What the task requires | Write the listing below out again exactly, dropping the images.

Given records |
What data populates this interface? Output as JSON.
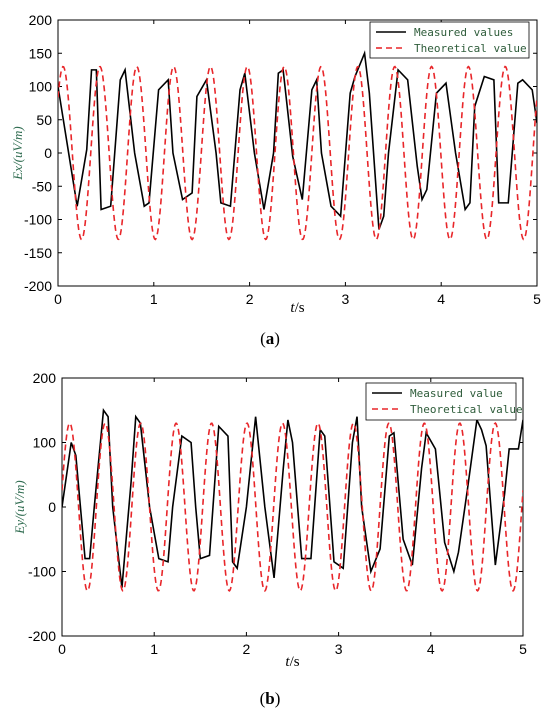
{
  "chart_data": [
    {
      "type": "line",
      "caption": "(a)",
      "caption_letter": "a",
      "xlabel": "t/s",
      "xlabel_var": "t",
      "xlabel_unit": "/s",
      "ylabel": "Ex/(uV/m)",
      "xlim": [
        0,
        5
      ],
      "ylim": [
        -200,
        200
      ],
      "xticks": [
        "0",
        "1",
        "2",
        "3",
        "4",
        "5"
      ],
      "yticks": [
        "200",
        "150",
        "100",
        "50",
        "0",
        "-50",
        "-100",
        "-150",
        "-200"
      ],
      "legend_position": "top-right",
      "series": [
        {
          "name": "Measured values",
          "color": "#000000",
          "style": "solid",
          "x": [
            0.0,
            0.1,
            0.2,
            0.3,
            0.35,
            0.4,
            0.45,
            0.55,
            0.65,
            0.7,
            0.8,
            0.9,
            0.95,
            1.05,
            1.15,
            1.2,
            1.3,
            1.4,
            1.45,
            1.55,
            1.65,
            1.7,
            1.8,
            1.9,
            1.95,
            2.05,
            2.15,
            2.25,
            2.3,
            2.35,
            2.45,
            2.55,
            2.65,
            2.7,
            2.75,
            2.85,
            2.95,
            3.05,
            3.1,
            3.2,
            3.25,
            3.35,
            3.4,
            3.45,
            3.55,
            3.65,
            3.75,
            3.8,
            3.85,
            3.95,
            4.05,
            4.15,
            4.25,
            4.3,
            4.35,
            4.45,
            4.55,
            4.6,
            4.7,
            4.8,
            4.85,
            4.95,
            5.0
          ],
          "values": [
            100,
            10,
            -80,
            5,
            125,
            125,
            -85,
            -80,
            110,
            125,
            0,
            -80,
            -75,
            95,
            110,
            0,
            -70,
            -60,
            85,
            110,
            0,
            -75,
            -80,
            95,
            120,
            0,
            -85,
            0,
            120,
            125,
            -5,
            -70,
            95,
            110,
            0,
            -80,
            -95,
            90,
            115,
            150,
            90,
            -115,
            -95,
            0,
            125,
            110,
            -20,
            -70,
            -55,
            90,
            105,
            0,
            -85,
            -75,
            70,
            115,
            110,
            -75,
            -75,
            105,
            110,
            95,
            45
          ]
        },
        {
          "name": "Theoretical value",
          "color": "#e8262a",
          "style": "dashed",
          "amplitude": 130,
          "frequency": 2.6,
          "phase": 0.7
        }
      ]
    },
    {
      "type": "line",
      "caption": "(b)",
      "caption_letter": "b",
      "xlabel": "t/s",
      "xlabel_var": "t",
      "xlabel_unit": "/s",
      "ylabel": "Ey/(uV/m)",
      "xlim": [
        0,
        5
      ],
      "ylim": [
        -200,
        200
      ],
      "xticks": [
        "0",
        "1",
        "2",
        "3",
        "4",
        "5"
      ],
      "yticks": [
        "200",
        "100",
        "0",
        "-100",
        "-200"
      ],
      "legend_position": "top-right",
      "series": [
        {
          "name": "Measured value",
          "color": "#000000",
          "style": "solid",
          "x": [
            0.0,
            0.1,
            0.15,
            0.25,
            0.3,
            0.35,
            0.45,
            0.5,
            0.55,
            0.65,
            0.75,
            0.8,
            0.85,
            0.95,
            1.05,
            1.15,
            1.2,
            1.3,
            1.4,
            1.45,
            1.5,
            1.6,
            1.7,
            1.8,
            1.85,
            1.9,
            2.0,
            2.1,
            2.2,
            2.3,
            2.4,
            2.45,
            2.5,
            2.6,
            2.7,
            2.8,
            2.85,
            2.95,
            3.05,
            3.15,
            3.2,
            3.25,
            3.35,
            3.45,
            3.55,
            3.6,
            3.7,
            3.8,
            3.9,
            3.95,
            4.05,
            4.15,
            4.25,
            4.3,
            4.4,
            4.5,
            4.55,
            4.6,
            4.7,
            4.8,
            4.85,
            4.95,
            5.0
          ],
          "values": [
            0,
            100,
            80,
            -80,
            -80,
            0,
            150,
            140,
            0,
            -125,
            40,
            140,
            130,
            0,
            -80,
            -85,
            0,
            110,
            100,
            0,
            -80,
            -75,
            125,
            110,
            -85,
            -95,
            0,
            140,
            0,
            -110,
            60,
            135,
            100,
            -80,
            -80,
            120,
            110,
            -85,
            -95,
            100,
            140,
            0,
            -100,
            -65,
            110,
            115,
            -50,
            -90,
            60,
            115,
            90,
            -55,
            -100,
            -70,
            30,
            135,
            120,
            95,
            -90,
            20,
            90,
            90,
            135
          ]
        },
        {
          "name": "Theoretical value",
          "color": "#e8262a",
          "style": "dashed",
          "amplitude": 130,
          "frequency": 2.6,
          "phase": 0.2
        }
      ]
    }
  ]
}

Result of this task |
What data populates this interface? Output as JSON.
{
  "chart_data": [
    {
      "type": "line",
      "caption": "(a)",
      "caption_letter": "a",
      "xlabel": "t/s",
      "xlabel_var": "t",
      "xlabel_unit": "/s",
      "ylabel": "Ex/(uV/m)",
      "xlim": [
        0,
        5
      ],
      "ylim": [
        -200,
        200
      ],
      "xticks": [
        "0",
        "1",
        "2",
        "3",
        "4",
        "5"
      ],
      "yticks": [
        "200",
        "150",
        "100",
        "50",
        "0",
        "-50",
        "-100",
        "-150",
        "-200"
      ],
      "legend_position": "top-right",
      "series": [
        {
          "name": "Measured values",
          "color": "#000000",
          "style": "solid",
          "x": [
            0.0,
            0.1,
            0.2,
            0.3,
            0.35,
            0.4,
            0.45,
            0.55,
            0.65,
            0.7,
            0.8,
            0.9,
            0.95,
            1.05,
            1.15,
            1.2,
            1.3,
            1.4,
            1.45,
            1.55,
            1.65,
            1.7,
            1.8,
            1.9,
            1.95,
            2.05,
            2.15,
            2.25,
            2.3,
            2.35,
            2.45,
            2.55,
            2.65,
            2.7,
            2.75,
            2.85,
            2.95,
            3.05,
            3.1,
            3.2,
            3.25,
            3.35,
            3.4,
            3.45,
            3.55,
            3.65,
            3.75,
            3.8,
            3.85,
            3.95,
            4.05,
            4.15,
            4.25,
            4.3,
            4.35,
            4.45,
            4.55,
            4.6,
            4.7,
            4.8,
            4.85,
            4.95,
            5.0
          ],
          "values": [
            100,
            10,
            -80,
            5,
            125,
            125,
            -85,
            -80,
            110,
            125,
            0,
            -80,
            -75,
            95,
            110,
            0,
            -70,
            -60,
            85,
            110,
            0,
            -75,
            -80,
            95,
            120,
            0,
            -85,
            0,
            120,
            125,
            -5,
            -70,
            95,
            110,
            0,
            -80,
            -95,
            90,
            115,
            150,
            90,
            -115,
            -95,
            0,
            125,
            110,
            -20,
            -70,
            -55,
            90,
            105,
            0,
            -85,
            -75,
            70,
            115,
            110,
            -75,
            -75,
            105,
            110,
            95,
            45
          ]
        },
        {
          "name": "Theoretical value",
          "color": "#e8262a",
          "style": "dashed",
          "amplitude": 130,
          "frequency": 2.6,
          "phase": 0.7
        }
      ]
    },
    {
      "type": "line",
      "caption": "(b)",
      "caption_letter": "b",
      "xlabel": "t/s",
      "xlabel_var": "t",
      "xlabel_unit": "/s",
      "ylabel": "Ey/(uV/m)",
      "xlim": [
        0,
        5
      ],
      "ylim": [
        -200,
        200
      ],
      "xticks": [
        "0",
        "1",
        "2",
        "3",
        "4",
        "5"
      ],
      "yticks": [
        "200",
        "100",
        "0",
        "-100",
        "-200"
      ],
      "legend_position": "top-right",
      "series": [
        {
          "name": "Measured value",
          "color": "#000000",
          "style": "solid",
          "x": [
            0.0,
            0.1,
            0.15,
            0.25,
            0.3,
            0.35,
            0.45,
            0.5,
            0.55,
            0.65,
            0.75,
            0.8,
            0.85,
            0.95,
            1.05,
            1.15,
            1.2,
            1.3,
            1.4,
            1.45,
            1.5,
            1.6,
            1.7,
            1.8,
            1.85,
            1.9,
            2.0,
            2.1,
            2.2,
            2.3,
            2.4,
            2.45,
            2.5,
            2.6,
            2.7,
            2.8,
            2.85,
            2.95,
            3.05,
            3.15,
            3.2,
            3.25,
            3.35,
            3.45,
            3.55,
            3.6,
            3.7,
            3.8,
            3.9,
            3.95,
            4.05,
            4.15,
            4.25,
            4.3,
            4.4,
            4.5,
            4.55,
            4.6,
            4.7,
            4.8,
            4.85,
            4.95,
            5.0
          ],
          "values": [
            0,
            100,
            80,
            -80,
            -80,
            0,
            150,
            140,
            0,
            -125,
            40,
            140,
            130,
            0,
            -80,
            -85,
            0,
            110,
            100,
            0,
            -80,
            -75,
            125,
            110,
            -85,
            -95,
            0,
            140,
            0,
            -110,
            60,
            135,
            100,
            -80,
            -80,
            120,
            110,
            -85,
            -95,
            100,
            140,
            0,
            -100,
            -65,
            110,
            115,
            -50,
            -90,
            60,
            115,
            90,
            -55,
            -100,
            -70,
            30,
            135,
            120,
            95,
            -90,
            20,
            90,
            90,
            135
          ]
        },
        {
          "name": "Theoretical value",
          "color": "#e8262a",
          "style": "dashed",
          "amplitude": 130,
          "frequency": 2.6,
          "phase": 0.2
        }
      ]
    }
  ]
}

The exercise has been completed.